(Required task) Pick out every line with the word "تغير" and copy it.
┌──
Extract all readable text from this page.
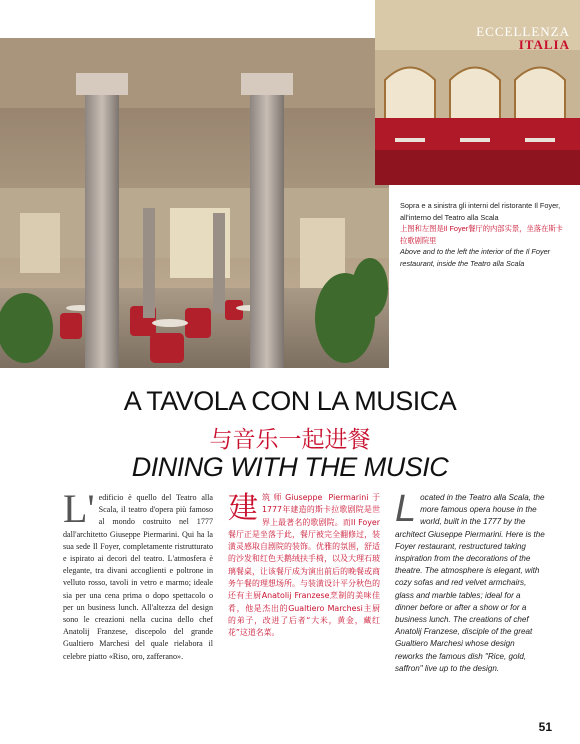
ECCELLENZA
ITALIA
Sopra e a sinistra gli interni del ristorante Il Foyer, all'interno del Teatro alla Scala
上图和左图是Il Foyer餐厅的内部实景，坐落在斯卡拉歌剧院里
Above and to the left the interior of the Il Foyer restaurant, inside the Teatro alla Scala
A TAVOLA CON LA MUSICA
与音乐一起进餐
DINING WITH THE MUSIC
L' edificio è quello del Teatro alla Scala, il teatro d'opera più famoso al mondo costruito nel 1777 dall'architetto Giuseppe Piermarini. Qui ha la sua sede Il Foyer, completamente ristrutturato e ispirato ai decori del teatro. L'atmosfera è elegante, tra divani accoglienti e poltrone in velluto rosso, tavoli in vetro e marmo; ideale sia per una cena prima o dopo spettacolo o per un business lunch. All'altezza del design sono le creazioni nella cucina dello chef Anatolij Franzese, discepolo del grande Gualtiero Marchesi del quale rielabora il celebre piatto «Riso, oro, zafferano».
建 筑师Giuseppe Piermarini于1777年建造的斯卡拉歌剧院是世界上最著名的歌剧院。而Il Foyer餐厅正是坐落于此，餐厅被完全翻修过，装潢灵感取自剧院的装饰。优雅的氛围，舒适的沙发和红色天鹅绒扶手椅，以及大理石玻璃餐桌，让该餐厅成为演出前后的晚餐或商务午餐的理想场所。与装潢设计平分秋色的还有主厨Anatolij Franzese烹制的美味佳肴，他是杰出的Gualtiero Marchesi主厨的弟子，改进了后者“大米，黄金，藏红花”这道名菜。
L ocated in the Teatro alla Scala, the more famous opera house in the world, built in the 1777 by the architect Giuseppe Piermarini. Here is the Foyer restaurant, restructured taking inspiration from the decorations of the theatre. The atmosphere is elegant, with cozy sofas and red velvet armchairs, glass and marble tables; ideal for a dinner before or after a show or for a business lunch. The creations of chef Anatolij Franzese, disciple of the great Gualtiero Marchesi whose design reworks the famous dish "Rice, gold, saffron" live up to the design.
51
└──
┌──
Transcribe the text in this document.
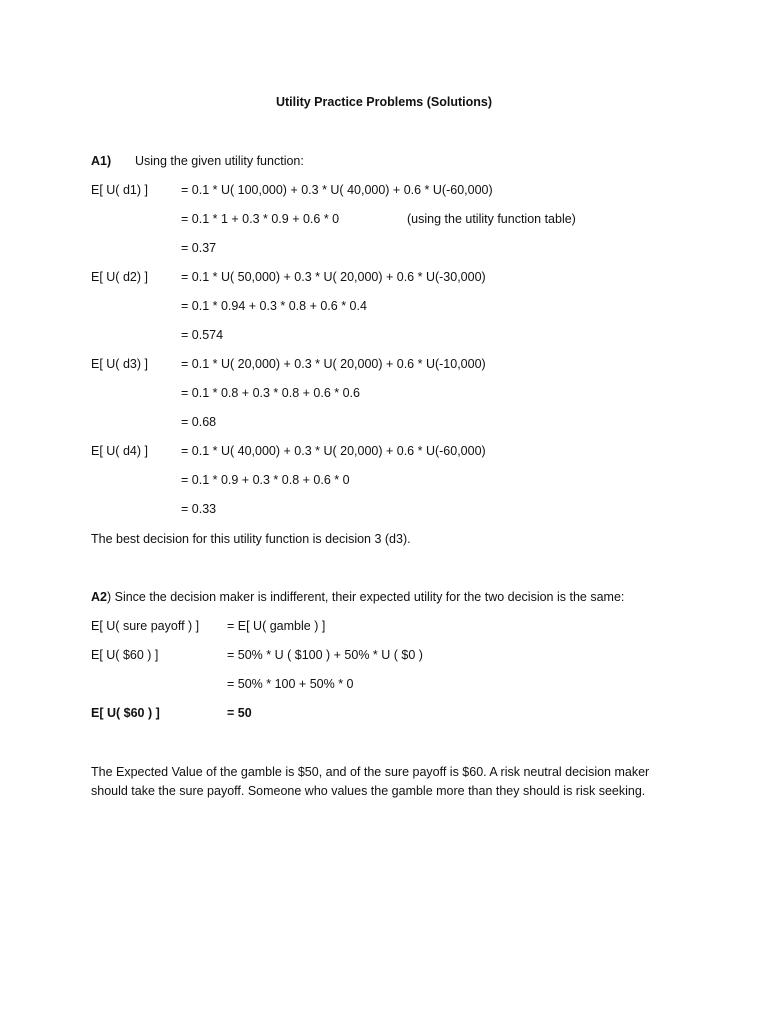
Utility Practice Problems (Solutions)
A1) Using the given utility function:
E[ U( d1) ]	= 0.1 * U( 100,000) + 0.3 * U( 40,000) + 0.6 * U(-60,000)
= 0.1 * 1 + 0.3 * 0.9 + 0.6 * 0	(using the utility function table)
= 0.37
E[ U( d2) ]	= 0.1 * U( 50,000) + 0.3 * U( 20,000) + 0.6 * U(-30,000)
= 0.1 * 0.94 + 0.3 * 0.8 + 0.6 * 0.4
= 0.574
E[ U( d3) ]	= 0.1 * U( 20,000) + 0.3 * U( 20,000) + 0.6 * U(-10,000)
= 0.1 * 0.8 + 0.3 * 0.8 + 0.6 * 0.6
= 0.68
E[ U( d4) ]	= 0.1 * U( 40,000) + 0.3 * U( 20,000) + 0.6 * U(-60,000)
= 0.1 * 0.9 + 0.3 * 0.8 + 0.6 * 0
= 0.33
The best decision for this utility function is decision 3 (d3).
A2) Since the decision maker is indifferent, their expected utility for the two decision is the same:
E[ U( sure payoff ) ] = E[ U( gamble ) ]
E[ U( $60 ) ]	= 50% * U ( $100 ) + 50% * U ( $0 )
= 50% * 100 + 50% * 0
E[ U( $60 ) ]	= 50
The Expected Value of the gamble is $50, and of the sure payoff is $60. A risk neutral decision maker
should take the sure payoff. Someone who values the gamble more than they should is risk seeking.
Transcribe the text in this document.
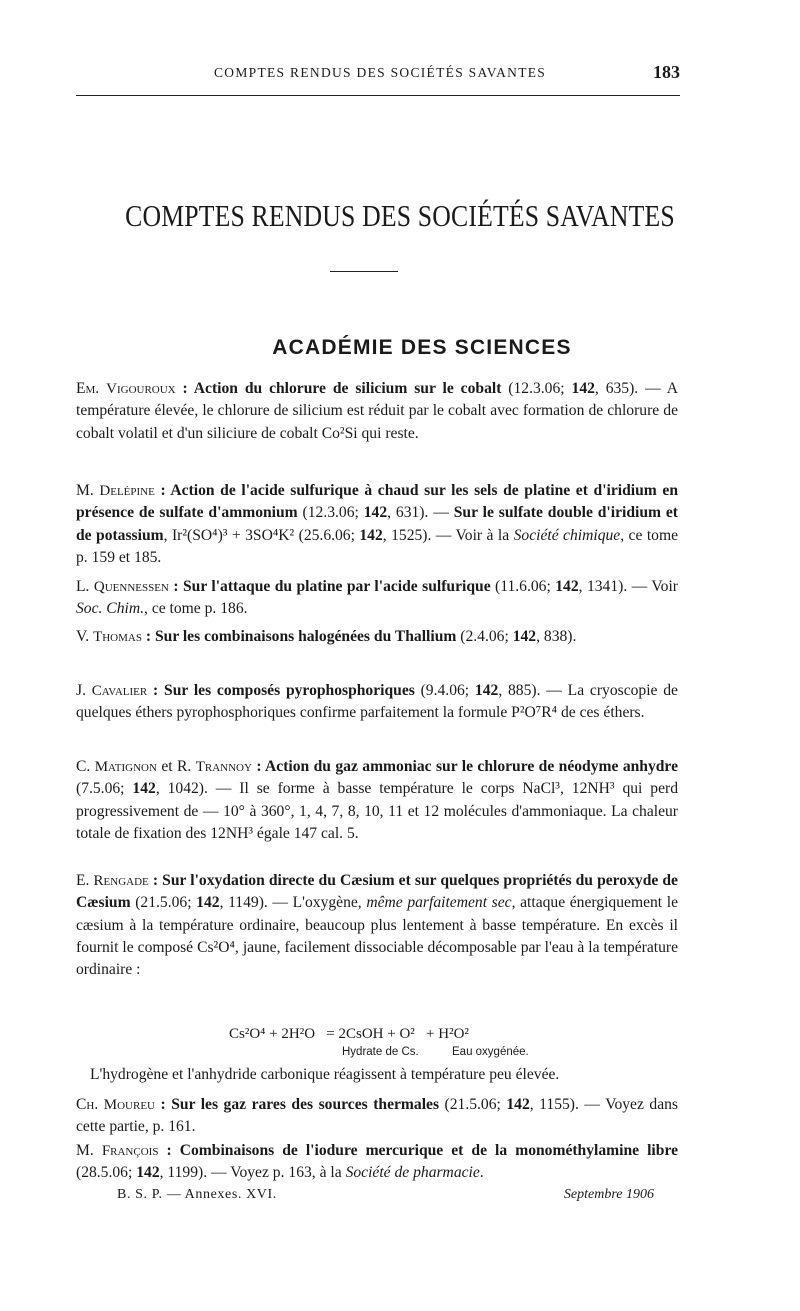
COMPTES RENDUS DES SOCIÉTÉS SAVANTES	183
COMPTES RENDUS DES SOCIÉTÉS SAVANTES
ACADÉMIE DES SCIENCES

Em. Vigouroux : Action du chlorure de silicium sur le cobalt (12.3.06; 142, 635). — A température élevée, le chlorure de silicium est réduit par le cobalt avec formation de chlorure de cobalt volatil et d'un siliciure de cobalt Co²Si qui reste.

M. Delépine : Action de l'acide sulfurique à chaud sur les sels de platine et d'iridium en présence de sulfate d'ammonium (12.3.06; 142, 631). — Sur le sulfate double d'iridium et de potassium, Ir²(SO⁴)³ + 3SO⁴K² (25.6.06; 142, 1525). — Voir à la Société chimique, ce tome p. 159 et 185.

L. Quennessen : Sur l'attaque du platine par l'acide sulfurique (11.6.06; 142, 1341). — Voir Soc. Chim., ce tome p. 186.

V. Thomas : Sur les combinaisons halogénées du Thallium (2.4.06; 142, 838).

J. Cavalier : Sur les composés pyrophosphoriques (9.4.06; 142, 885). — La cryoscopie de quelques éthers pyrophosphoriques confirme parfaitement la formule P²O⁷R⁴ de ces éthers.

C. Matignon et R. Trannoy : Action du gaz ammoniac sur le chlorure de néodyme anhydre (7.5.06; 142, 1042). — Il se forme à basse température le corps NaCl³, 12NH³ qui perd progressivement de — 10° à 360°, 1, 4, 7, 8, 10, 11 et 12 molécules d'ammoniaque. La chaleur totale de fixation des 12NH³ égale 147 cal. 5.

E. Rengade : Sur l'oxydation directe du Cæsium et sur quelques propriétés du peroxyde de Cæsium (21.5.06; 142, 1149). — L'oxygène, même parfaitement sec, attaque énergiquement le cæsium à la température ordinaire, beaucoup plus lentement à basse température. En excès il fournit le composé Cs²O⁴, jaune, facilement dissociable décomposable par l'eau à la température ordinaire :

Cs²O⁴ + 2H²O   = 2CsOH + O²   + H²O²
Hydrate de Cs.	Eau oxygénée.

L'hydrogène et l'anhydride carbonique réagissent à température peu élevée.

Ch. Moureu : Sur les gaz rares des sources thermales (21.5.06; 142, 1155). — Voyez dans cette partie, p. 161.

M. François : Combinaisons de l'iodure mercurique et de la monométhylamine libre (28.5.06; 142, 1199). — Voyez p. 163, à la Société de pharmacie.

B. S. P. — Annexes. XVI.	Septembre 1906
└──
┌──
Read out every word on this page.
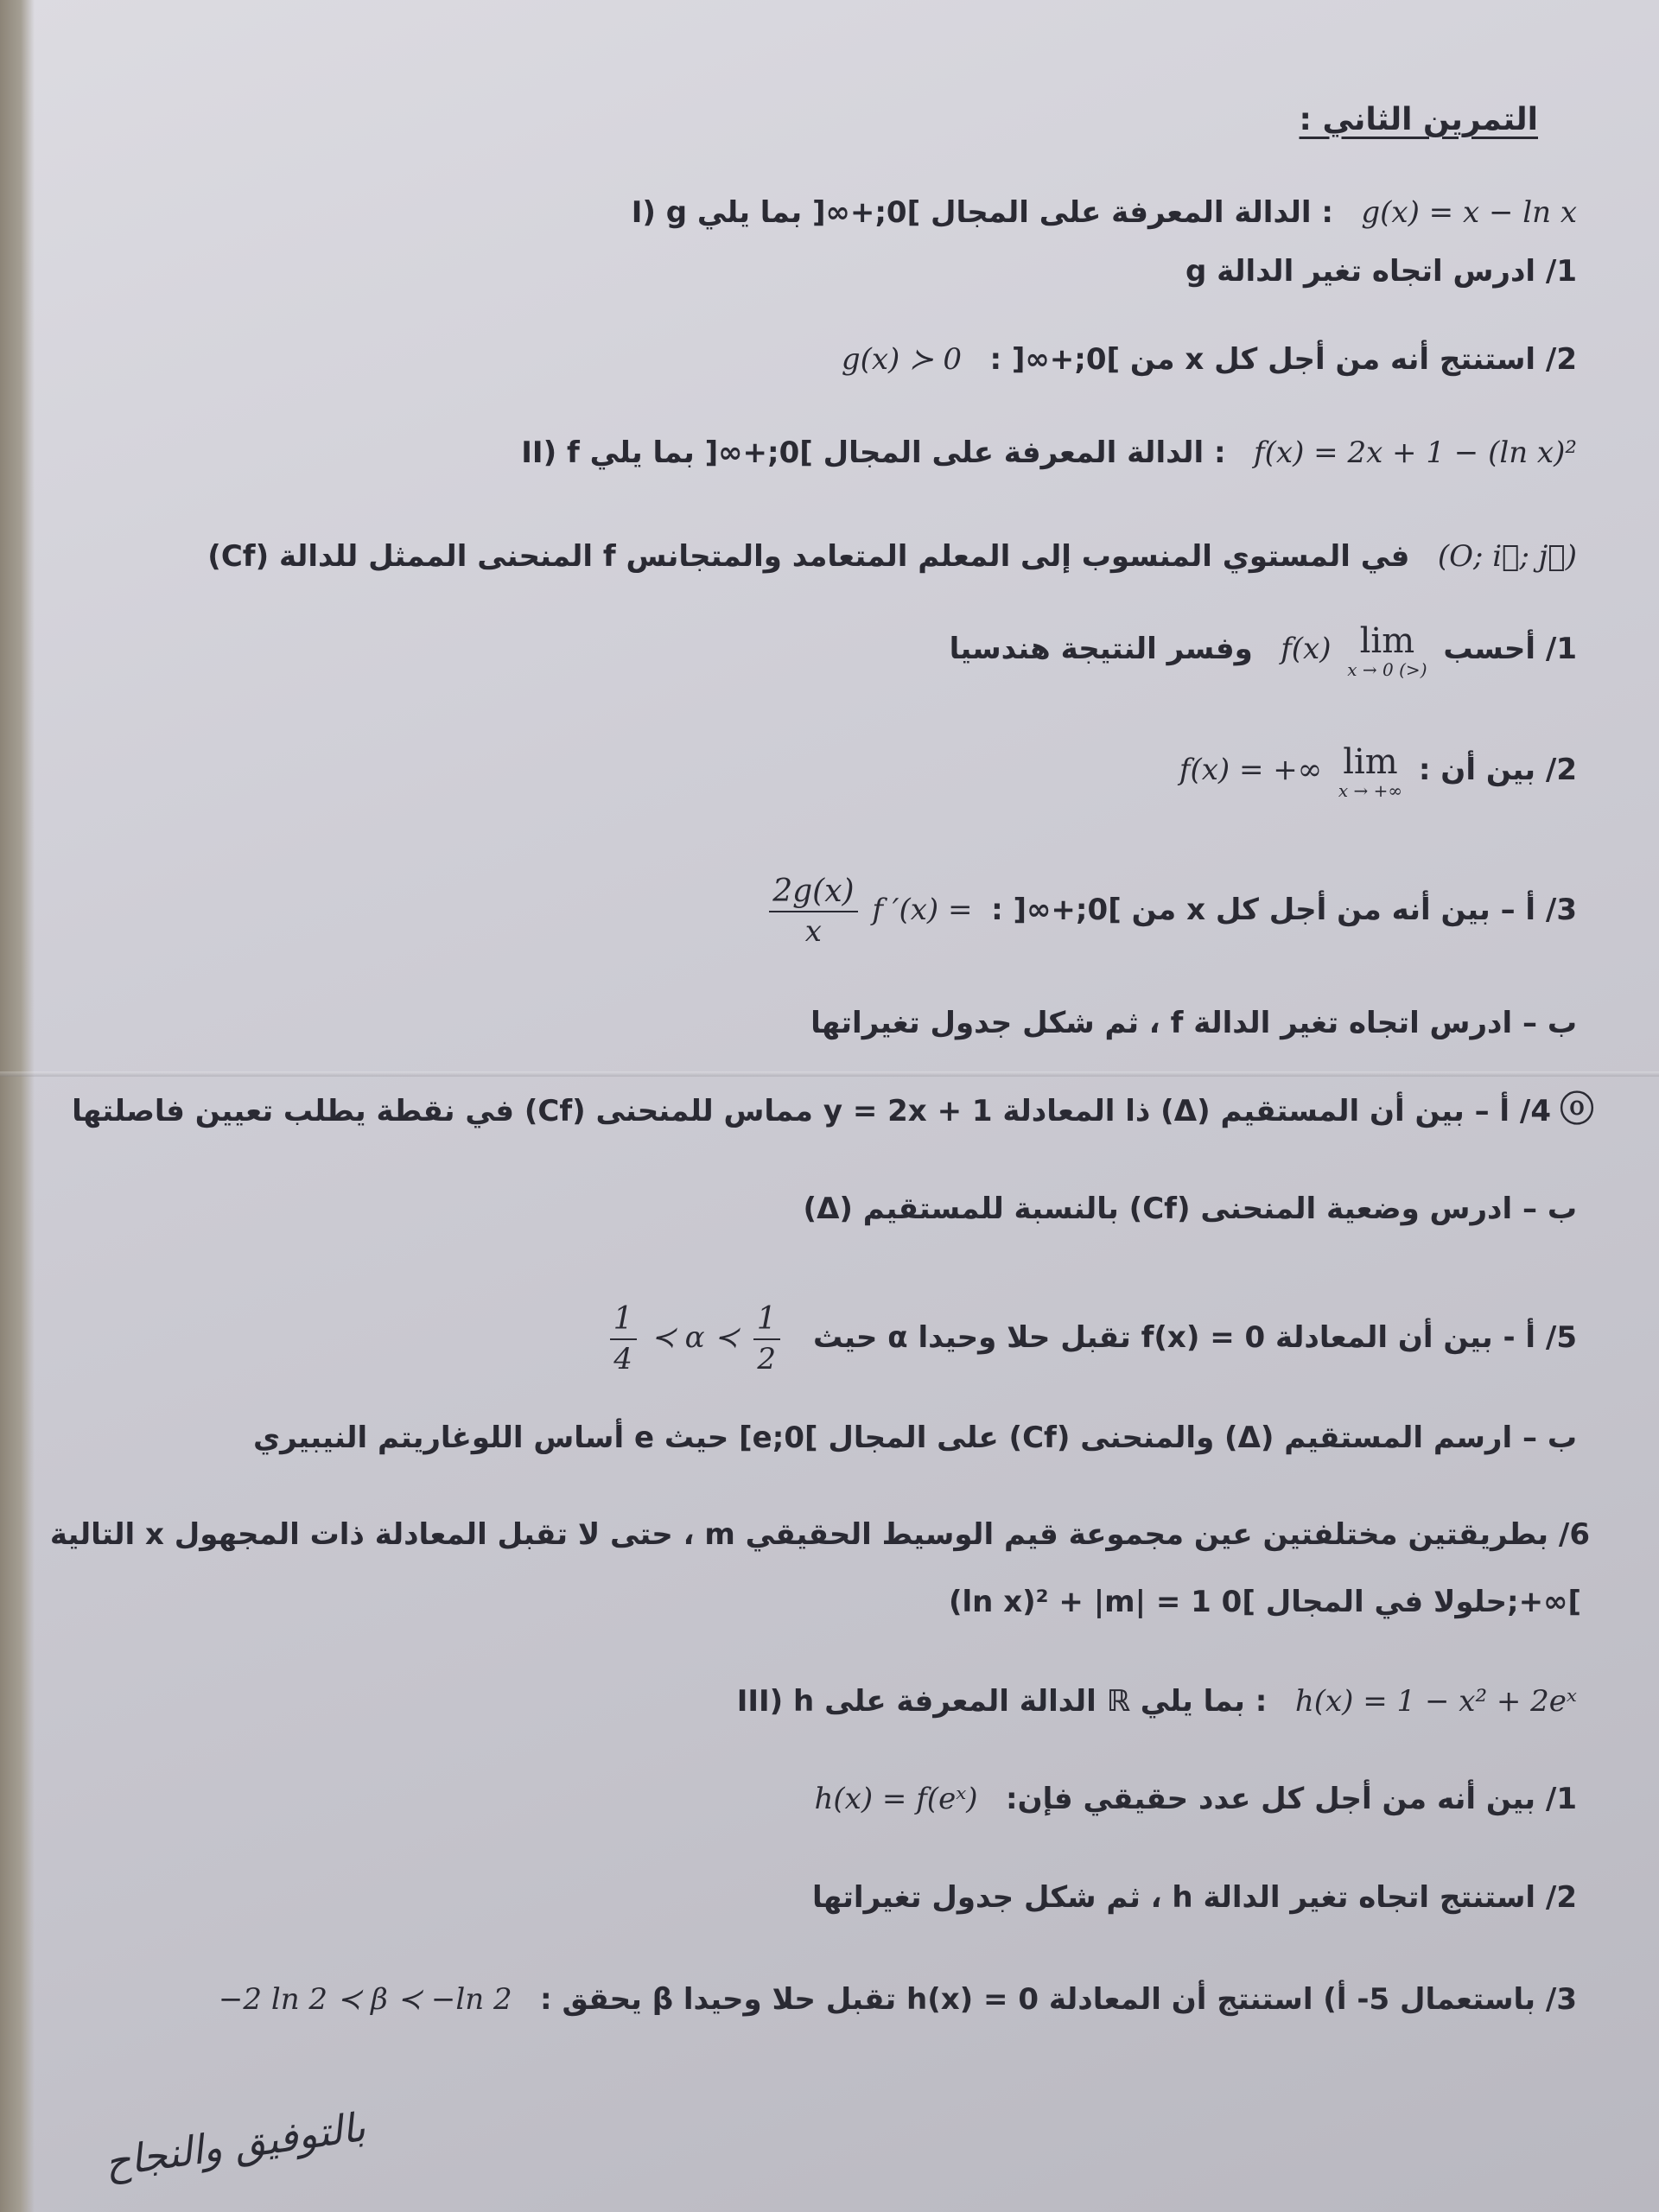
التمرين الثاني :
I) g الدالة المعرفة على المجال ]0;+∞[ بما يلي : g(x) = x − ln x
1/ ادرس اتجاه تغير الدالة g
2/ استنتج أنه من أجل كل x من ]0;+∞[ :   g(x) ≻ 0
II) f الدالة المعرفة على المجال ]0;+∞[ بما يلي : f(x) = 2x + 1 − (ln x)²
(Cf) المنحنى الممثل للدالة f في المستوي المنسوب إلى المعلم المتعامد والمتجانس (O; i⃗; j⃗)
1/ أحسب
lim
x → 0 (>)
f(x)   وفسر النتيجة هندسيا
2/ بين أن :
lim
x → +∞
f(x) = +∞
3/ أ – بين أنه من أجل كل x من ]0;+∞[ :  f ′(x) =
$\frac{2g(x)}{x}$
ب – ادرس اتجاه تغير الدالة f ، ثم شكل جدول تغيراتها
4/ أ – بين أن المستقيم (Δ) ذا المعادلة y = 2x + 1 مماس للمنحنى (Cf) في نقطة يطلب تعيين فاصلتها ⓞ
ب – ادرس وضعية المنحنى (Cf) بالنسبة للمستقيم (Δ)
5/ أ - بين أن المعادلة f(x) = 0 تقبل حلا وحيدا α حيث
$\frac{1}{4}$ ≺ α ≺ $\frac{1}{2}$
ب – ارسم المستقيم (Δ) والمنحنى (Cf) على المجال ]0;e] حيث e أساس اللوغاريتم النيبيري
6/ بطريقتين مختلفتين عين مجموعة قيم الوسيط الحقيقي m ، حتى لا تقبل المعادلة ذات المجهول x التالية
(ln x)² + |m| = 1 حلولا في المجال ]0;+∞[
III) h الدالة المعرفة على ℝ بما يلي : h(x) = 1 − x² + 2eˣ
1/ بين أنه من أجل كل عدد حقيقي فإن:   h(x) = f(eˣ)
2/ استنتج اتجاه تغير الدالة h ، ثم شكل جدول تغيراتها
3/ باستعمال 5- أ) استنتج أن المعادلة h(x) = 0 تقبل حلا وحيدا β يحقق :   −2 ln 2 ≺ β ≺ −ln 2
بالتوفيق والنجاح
└──
(The result)
1/ ادرس اتجاه تغير الدالة g
ب – ادرس اتجاه تغير الدالة f ، ثم شكل جدول تغيراتها
2/ استنتج اتجاه تغير الدالة h ، ثم شكل جدول تغيراتها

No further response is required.